'''
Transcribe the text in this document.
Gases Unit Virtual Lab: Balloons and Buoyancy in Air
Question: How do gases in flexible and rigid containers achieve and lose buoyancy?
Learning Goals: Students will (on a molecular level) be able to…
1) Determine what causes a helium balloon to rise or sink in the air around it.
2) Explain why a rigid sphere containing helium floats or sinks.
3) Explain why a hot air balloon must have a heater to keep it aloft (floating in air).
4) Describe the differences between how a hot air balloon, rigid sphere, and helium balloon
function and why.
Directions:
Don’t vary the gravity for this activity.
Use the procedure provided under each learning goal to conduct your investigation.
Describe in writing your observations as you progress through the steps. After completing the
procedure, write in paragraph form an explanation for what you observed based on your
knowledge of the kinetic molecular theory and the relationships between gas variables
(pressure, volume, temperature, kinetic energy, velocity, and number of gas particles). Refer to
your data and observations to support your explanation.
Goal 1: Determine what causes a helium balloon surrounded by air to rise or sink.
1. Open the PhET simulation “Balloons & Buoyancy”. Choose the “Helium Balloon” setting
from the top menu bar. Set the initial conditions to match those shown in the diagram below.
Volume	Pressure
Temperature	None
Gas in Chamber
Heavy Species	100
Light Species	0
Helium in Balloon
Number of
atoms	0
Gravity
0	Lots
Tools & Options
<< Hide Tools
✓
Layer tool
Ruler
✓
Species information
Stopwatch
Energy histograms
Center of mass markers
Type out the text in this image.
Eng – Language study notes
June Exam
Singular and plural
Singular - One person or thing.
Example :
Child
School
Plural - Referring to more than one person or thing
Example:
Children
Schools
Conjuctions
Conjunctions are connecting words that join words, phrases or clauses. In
'''
__STATED EXERCISE__
Copy each record from above without leaving any out.

__EXERCISE ANSWER__
Transcribe the text in this document.
Gases Unit Virtual Lab: Balloons and Buoyancy in Air
Question: How do gases in flexible and rigid containers achieve and lose buoyancy?
Learning Goals: Students will (on a molecular level) be able to…
1) Determine what causes a helium balloon to rise or sink in the air around it.
2) Explain why a rigid sphere containing helium floats or sinks.
3) Explain why a hot air balloon must have a heater to keep it aloft (floating in air).
4) Describe the differences between how a hot air balloon, rigid sphere, and helium balloon
function and why.
Directions:
Don’t vary the gravity for this activity.
Use the procedure provided under each learning goal to conduct your investigation.
Describe in writing your observations as you progress through the steps. After completing the
procedure, write in paragraph form an explanation for what you observed based on your
knowledge of the kinetic molecular theory and the relationships between gas variables
(pressure, volume, temperature, kinetic energy, velocity, and number of gas particles). Refer to
your data and observations to support your explanation.
Goal 1: Determine what causes a helium balloon surrounded by air to rise or sink.
1. Open the PhET simulation “Balloons & Buoyancy”. Choose the “Helium Balloon” setting
from the top menu bar. Set the initial conditions to match those shown in the diagram below.
Volume	Pressure
Temperature	None
Gas in Chamber
Heavy Species	100
Light Species	0
Helium in Balloon
Number of
atoms	0
Gravity
0	Lots
Tools & Options
<< Hide Tools
✓
Layer tool
Ruler
✓
Species information
Stopwatch
Energy histograms
Center of mass markers
Type out the text in this image.
Eng – Language study notes
June Exam
Singular and plural
Singular - One person or thing.
Example :
Child
School
Plural - Referring to more than one person or thing
Example:
Children
Schools
Conjuctions
Conjunctions are connecting words that join words, phrases or clauses. In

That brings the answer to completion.